DATA EXTRACT:
"""

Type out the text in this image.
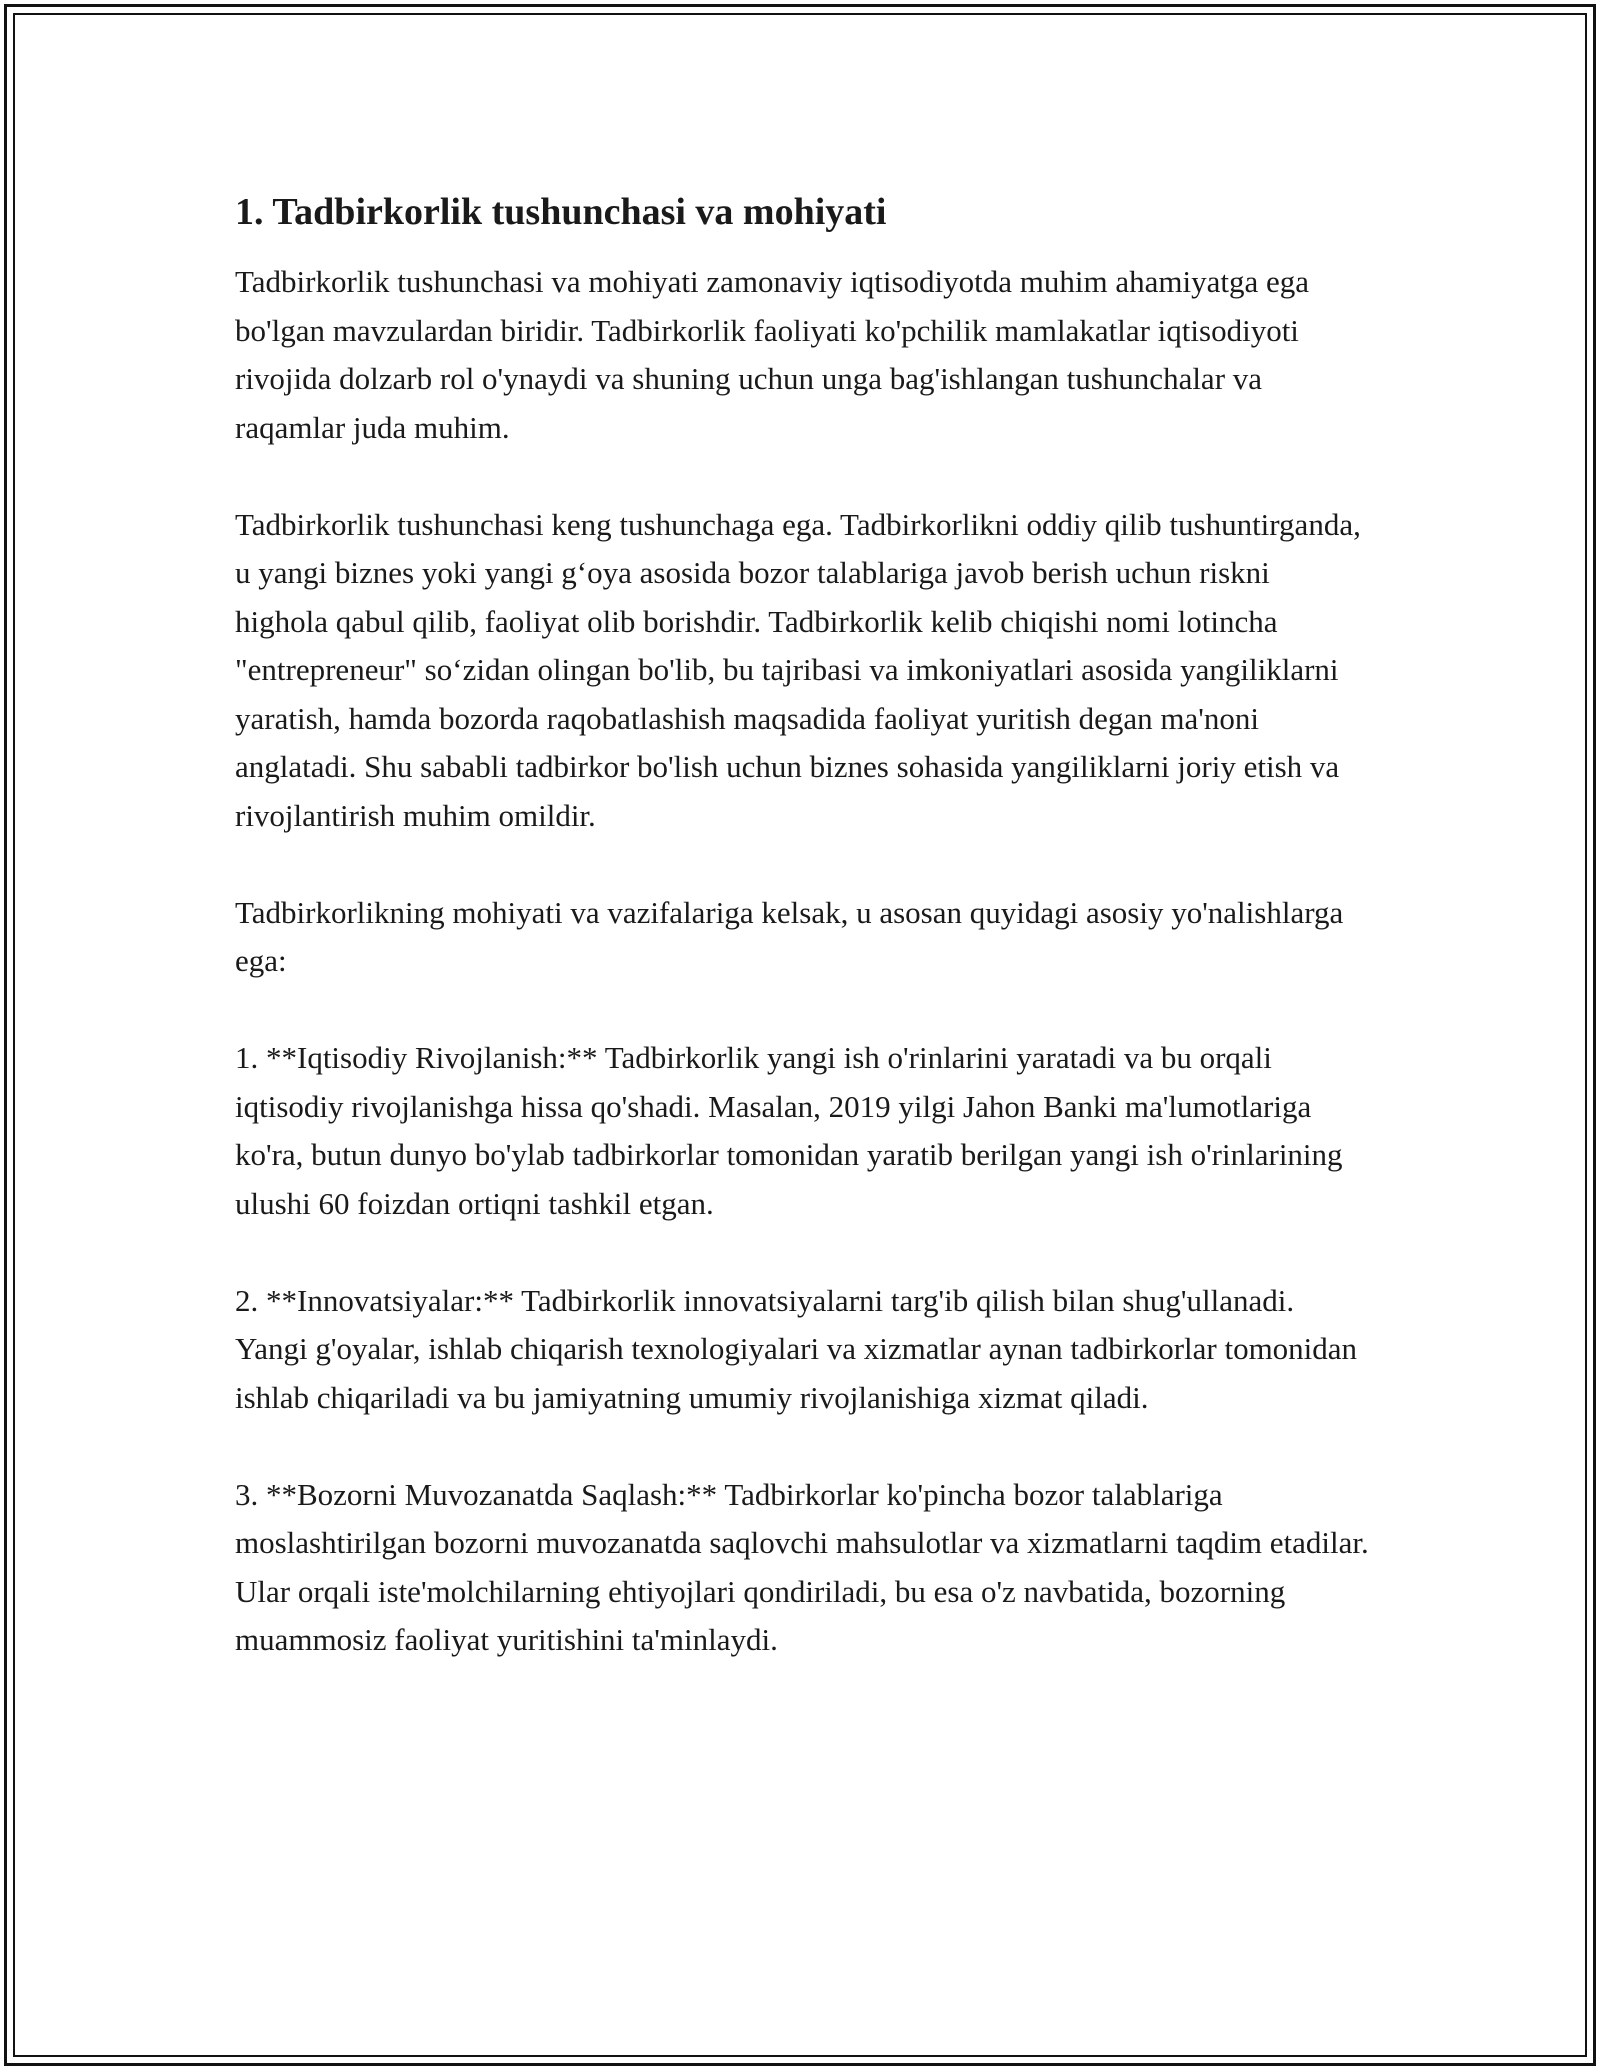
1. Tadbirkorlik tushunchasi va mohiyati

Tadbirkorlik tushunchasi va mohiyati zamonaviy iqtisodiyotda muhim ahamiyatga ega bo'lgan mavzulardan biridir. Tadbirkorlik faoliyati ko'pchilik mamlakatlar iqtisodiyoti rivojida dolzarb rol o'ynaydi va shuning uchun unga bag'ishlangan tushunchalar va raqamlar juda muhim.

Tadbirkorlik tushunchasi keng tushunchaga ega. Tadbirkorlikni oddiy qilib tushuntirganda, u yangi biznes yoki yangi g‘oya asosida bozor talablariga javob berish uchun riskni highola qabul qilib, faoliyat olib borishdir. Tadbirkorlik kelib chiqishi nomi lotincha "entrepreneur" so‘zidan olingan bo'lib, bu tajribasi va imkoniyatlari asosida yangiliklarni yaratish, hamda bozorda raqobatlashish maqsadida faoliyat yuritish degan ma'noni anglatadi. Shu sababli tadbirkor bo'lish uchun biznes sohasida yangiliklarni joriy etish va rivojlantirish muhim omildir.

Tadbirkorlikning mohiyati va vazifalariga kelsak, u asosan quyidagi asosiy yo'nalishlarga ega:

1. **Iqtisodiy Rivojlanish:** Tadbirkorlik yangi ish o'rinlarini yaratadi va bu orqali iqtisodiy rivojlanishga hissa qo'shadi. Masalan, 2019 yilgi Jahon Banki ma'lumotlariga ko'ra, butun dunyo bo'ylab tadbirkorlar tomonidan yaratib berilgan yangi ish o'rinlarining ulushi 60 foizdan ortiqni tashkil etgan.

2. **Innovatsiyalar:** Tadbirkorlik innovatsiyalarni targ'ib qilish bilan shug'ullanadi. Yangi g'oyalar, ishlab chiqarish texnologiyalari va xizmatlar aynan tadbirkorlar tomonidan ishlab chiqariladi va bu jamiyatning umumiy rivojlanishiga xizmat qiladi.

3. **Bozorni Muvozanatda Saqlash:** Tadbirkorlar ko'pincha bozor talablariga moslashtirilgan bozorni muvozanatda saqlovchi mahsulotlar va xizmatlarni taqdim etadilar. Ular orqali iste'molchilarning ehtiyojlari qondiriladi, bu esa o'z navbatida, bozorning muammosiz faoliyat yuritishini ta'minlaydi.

"""

WHAT THE TASK REQUIRES: Without including any picture, retype the entries exactly.

TASK RESPONSE:
Type out the text in this image.
1. Tadbirkorlik tushunchasi va mohiyati

Tadbirkorlik tushunchasi va mohiyati zamonaviy iqtisodiyotda muhim ahamiyatga ega bo'lgan mavzulardan biridir. Tadbirkorlik faoliyati ko'pchilik mamlakatlar iqtisodiyoti rivojida dolzarb rol o'ynaydi va shuning uchun unga bag'ishlangan tushunchalar va raqamlar juda muhim.

Tadbirkorlik tushunchasi keng tushunchaga ega. Tadbirkorlikni oddiy qilib tushuntirganda, u yangi biznes yoki yangi g‘oya asosida bozor talablariga javob berish uchun riskni highola qabul qilib, faoliyat olib borishdir. Tadbirkorlik kelib chiqishi nomi lotincha "entrepreneur" so‘zidan olingan bo'lib, bu tajribasi va imkoniyatlari asosida yangiliklarni yaratish, hamda bozorda raqobatlashish maqsadida faoliyat yuritish degan ma'noni anglatadi. Shu sababli tadbirkor bo'lish uchun biznes sohasida yangiliklarni joriy etish va rivojlantirish muhim omildir.

Tadbirkorlikning mohiyati va vazifalariga kelsak, u asosan quyidagi asosiy yo'nalishlarga ega:

1. **Iqtisodiy Rivojlanish:** Tadbirkorlik yangi ish o'rinlarini yaratadi va bu orqali iqtisodiy rivojlanishga hissa qo'shadi. Masalan, 2019 yilgi Jahon Banki ma'lumotlariga ko'ra, butun dunyo bo'ylab tadbirkorlar tomonidan yaratib berilgan yangi ish o'rinlarining ulushi 60 foizdan ortiqni tashkil etgan.

2. **Innovatsiyalar:** Tadbirkorlik innovatsiyalarni targ'ib qilish bilan shug'ullanadi. Yangi g'oyalar, ishlab chiqarish texnologiyalari va xizmatlar aynan tadbirkorlar tomonidan ishlab chiqariladi va bu jamiyatning umumiy rivojlanishiga xizmat qiladi.

3. **Bozorni Muvozanatda Saqlash:** Tadbirkorlar ko'pincha bozor talablariga moslashtirilgan bozorni muvozanatda saqlovchi mahsulotlar va xizmatlarni taqdim etadilar. Ular orqali iste'molchilarning ehtiyojlari qondiriladi, bu esa o'z navbatida, bozorning muammosiz faoliyat yuritishini ta'minlaydi.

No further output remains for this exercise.